▶ **Source data**
* * * * * * * * *

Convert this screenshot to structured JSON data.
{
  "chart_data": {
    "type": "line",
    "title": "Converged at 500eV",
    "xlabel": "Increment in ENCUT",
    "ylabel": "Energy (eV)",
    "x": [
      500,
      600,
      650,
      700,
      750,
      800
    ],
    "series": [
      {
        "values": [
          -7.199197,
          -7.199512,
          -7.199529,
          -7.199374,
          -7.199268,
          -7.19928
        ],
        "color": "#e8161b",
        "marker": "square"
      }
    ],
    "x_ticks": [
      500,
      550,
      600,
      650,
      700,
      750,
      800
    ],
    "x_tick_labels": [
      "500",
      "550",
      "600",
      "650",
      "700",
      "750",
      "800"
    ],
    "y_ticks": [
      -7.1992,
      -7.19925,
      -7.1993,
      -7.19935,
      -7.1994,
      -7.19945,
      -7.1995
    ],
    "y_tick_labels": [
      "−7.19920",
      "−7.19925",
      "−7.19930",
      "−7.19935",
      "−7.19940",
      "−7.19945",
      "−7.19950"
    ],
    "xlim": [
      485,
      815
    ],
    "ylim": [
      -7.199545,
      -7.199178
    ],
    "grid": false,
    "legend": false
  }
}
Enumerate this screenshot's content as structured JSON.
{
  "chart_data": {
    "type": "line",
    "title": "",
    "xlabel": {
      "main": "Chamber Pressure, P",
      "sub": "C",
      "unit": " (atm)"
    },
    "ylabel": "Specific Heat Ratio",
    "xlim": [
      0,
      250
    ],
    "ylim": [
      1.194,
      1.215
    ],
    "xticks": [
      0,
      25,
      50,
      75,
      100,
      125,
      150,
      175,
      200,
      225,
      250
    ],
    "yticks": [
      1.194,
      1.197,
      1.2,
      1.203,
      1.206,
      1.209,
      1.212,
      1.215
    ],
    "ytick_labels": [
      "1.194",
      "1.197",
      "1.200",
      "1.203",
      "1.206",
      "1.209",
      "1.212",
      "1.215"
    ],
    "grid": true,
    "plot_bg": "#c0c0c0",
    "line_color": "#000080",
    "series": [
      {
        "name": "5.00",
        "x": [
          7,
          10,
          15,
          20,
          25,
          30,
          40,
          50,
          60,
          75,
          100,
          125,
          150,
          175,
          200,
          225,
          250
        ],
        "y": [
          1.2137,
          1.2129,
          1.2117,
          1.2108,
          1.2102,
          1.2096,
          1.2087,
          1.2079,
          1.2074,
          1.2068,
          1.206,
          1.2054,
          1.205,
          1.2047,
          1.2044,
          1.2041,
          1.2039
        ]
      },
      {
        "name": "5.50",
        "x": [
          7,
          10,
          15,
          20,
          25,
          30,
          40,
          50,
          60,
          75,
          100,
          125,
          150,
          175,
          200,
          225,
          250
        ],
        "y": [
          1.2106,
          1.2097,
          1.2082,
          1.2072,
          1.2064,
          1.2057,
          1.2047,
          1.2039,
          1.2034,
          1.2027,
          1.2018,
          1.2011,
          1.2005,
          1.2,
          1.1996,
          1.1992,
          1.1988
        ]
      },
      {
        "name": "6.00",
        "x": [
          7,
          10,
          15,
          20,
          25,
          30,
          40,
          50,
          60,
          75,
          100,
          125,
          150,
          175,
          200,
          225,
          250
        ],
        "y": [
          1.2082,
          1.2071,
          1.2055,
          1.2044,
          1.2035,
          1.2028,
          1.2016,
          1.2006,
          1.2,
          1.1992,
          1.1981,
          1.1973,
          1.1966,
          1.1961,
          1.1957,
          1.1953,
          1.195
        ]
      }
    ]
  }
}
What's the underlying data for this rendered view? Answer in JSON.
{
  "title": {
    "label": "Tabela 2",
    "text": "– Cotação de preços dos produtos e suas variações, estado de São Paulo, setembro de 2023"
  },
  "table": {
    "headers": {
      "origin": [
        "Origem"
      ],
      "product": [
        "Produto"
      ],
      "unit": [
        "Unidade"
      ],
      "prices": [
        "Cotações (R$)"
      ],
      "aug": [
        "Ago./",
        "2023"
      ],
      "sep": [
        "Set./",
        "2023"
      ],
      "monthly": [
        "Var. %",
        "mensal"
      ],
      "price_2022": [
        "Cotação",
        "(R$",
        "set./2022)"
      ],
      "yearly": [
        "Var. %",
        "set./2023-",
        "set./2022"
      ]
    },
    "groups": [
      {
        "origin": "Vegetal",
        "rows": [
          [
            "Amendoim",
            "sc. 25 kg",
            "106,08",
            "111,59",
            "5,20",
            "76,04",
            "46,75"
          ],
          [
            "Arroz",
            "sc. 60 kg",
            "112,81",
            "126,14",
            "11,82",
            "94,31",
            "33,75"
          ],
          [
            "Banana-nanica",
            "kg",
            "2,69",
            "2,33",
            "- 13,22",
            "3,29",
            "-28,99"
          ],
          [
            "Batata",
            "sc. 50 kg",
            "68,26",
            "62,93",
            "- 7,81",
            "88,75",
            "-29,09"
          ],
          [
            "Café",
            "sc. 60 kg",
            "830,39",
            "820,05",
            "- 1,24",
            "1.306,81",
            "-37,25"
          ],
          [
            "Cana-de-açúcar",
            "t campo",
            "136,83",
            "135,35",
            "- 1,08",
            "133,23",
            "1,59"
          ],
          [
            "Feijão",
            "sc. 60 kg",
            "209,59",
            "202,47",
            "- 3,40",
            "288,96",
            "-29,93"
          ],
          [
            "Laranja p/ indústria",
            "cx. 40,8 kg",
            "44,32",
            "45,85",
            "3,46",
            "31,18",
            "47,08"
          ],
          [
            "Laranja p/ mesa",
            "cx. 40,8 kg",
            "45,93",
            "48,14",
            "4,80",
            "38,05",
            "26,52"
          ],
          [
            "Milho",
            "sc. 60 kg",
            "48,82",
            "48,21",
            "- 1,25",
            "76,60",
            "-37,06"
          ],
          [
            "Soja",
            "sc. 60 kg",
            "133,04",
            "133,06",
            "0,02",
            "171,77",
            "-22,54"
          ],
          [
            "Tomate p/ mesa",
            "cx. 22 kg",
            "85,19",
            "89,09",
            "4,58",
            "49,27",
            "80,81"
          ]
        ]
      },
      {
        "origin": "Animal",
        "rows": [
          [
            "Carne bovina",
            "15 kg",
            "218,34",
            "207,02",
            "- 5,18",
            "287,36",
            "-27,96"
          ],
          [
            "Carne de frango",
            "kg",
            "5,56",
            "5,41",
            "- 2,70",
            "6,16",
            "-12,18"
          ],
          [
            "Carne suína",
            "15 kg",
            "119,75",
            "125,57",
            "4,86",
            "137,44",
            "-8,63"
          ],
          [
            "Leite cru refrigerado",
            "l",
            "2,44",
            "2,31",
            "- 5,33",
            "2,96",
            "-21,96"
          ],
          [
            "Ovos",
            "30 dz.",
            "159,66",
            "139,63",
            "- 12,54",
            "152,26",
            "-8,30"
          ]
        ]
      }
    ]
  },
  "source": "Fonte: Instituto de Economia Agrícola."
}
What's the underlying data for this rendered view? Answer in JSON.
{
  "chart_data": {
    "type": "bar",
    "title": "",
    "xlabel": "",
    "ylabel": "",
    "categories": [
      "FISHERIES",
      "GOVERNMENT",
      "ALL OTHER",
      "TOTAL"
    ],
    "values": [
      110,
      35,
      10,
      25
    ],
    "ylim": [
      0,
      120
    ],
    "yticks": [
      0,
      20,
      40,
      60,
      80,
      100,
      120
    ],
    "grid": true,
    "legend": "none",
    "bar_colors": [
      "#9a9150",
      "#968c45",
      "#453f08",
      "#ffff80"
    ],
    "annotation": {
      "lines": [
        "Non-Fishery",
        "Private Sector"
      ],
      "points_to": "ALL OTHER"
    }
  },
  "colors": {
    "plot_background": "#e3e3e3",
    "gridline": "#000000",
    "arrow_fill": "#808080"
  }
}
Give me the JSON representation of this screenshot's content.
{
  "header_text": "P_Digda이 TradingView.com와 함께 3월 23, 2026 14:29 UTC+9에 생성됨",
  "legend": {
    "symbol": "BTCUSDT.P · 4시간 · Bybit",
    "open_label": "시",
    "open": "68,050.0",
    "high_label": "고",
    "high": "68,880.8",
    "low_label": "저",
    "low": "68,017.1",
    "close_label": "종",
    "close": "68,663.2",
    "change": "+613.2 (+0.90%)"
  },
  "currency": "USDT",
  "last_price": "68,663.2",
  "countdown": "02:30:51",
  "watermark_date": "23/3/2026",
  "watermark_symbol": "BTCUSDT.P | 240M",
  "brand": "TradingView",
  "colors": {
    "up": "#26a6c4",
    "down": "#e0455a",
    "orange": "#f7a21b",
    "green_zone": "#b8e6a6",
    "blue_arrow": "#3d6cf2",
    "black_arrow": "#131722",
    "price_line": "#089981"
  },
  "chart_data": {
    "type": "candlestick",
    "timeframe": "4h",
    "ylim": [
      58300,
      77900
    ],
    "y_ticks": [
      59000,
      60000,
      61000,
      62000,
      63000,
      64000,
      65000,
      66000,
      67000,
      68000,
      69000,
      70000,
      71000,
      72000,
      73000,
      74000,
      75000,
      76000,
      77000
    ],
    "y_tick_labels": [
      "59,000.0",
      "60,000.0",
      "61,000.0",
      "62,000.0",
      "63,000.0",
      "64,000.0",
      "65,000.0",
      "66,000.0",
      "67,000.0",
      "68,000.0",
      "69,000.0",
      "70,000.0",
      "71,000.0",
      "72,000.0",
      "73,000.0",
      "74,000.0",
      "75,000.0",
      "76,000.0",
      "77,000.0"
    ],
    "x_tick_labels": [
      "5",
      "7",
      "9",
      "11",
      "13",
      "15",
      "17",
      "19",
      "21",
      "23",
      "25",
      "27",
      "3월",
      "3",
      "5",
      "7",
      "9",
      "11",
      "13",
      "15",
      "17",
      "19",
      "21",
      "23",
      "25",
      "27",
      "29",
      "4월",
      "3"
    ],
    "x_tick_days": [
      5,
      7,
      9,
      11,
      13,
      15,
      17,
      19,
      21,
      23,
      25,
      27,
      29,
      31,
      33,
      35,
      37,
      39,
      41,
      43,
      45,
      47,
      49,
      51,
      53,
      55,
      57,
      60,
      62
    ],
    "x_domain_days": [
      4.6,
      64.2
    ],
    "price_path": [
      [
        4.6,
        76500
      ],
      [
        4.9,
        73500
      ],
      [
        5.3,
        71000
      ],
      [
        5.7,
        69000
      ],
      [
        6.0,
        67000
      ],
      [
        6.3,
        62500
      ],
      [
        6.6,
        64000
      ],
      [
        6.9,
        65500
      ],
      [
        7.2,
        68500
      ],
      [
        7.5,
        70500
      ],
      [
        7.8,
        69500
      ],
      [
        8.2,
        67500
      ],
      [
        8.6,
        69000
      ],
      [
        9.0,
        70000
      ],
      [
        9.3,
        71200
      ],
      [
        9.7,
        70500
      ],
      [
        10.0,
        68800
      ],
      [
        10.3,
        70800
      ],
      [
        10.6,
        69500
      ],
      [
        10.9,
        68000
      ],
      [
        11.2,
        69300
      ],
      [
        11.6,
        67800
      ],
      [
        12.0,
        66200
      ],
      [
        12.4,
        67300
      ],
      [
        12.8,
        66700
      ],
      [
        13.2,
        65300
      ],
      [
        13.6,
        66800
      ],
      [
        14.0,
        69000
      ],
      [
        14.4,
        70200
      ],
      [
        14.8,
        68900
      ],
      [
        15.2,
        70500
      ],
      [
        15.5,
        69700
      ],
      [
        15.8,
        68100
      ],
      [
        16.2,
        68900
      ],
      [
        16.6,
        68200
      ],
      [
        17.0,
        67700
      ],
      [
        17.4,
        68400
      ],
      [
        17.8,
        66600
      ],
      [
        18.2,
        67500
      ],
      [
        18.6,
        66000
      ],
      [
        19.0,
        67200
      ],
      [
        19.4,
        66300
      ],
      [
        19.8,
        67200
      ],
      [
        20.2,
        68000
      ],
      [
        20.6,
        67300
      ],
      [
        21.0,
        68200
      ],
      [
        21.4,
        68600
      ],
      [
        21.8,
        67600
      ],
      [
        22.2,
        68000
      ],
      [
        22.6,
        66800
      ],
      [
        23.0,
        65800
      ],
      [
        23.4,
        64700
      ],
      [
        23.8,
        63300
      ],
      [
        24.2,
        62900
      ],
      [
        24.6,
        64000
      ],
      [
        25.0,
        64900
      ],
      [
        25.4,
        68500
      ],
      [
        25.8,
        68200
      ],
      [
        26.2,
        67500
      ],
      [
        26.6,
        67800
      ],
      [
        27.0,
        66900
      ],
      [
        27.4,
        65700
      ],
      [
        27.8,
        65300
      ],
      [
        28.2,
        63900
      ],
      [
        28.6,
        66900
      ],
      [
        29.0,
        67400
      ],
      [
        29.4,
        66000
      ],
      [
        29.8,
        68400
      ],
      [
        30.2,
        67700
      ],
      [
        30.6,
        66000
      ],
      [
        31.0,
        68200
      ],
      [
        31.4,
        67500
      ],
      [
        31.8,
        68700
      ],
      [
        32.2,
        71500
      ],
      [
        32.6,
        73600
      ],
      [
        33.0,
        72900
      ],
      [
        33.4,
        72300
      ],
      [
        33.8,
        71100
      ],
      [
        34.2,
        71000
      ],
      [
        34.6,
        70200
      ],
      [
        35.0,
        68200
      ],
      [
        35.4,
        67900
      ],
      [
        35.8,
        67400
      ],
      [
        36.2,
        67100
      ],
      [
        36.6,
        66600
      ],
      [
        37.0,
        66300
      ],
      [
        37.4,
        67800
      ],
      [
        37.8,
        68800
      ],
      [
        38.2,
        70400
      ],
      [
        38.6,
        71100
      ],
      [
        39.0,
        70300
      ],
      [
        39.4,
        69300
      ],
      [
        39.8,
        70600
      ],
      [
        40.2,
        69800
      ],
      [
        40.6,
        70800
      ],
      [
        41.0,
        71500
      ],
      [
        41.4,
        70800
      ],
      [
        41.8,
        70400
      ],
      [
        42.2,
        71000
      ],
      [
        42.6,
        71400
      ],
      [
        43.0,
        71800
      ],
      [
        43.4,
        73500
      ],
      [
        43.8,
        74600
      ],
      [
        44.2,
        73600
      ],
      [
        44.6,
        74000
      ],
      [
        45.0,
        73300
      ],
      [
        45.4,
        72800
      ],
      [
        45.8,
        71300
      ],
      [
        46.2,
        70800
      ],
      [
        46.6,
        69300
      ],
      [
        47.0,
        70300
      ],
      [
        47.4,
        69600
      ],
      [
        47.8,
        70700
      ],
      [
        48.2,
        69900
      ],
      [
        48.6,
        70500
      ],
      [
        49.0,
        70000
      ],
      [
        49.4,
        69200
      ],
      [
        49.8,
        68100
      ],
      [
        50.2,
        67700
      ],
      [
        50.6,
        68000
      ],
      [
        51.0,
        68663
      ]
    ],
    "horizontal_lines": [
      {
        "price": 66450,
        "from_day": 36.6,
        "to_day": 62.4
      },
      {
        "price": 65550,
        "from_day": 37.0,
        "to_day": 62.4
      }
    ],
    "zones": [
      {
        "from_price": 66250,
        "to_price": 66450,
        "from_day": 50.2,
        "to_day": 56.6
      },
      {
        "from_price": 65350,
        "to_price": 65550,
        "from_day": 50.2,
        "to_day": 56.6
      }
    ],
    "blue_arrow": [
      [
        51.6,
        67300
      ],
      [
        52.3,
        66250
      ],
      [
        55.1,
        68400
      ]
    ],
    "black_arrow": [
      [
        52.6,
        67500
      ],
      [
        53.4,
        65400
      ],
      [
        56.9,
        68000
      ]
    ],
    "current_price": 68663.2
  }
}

* * * * * * * * *

Gather all lines from the records above in which "structured" appears.

Convert this screenshot to structured JSON data.
Enumerate this screenshot's content as structured JSON.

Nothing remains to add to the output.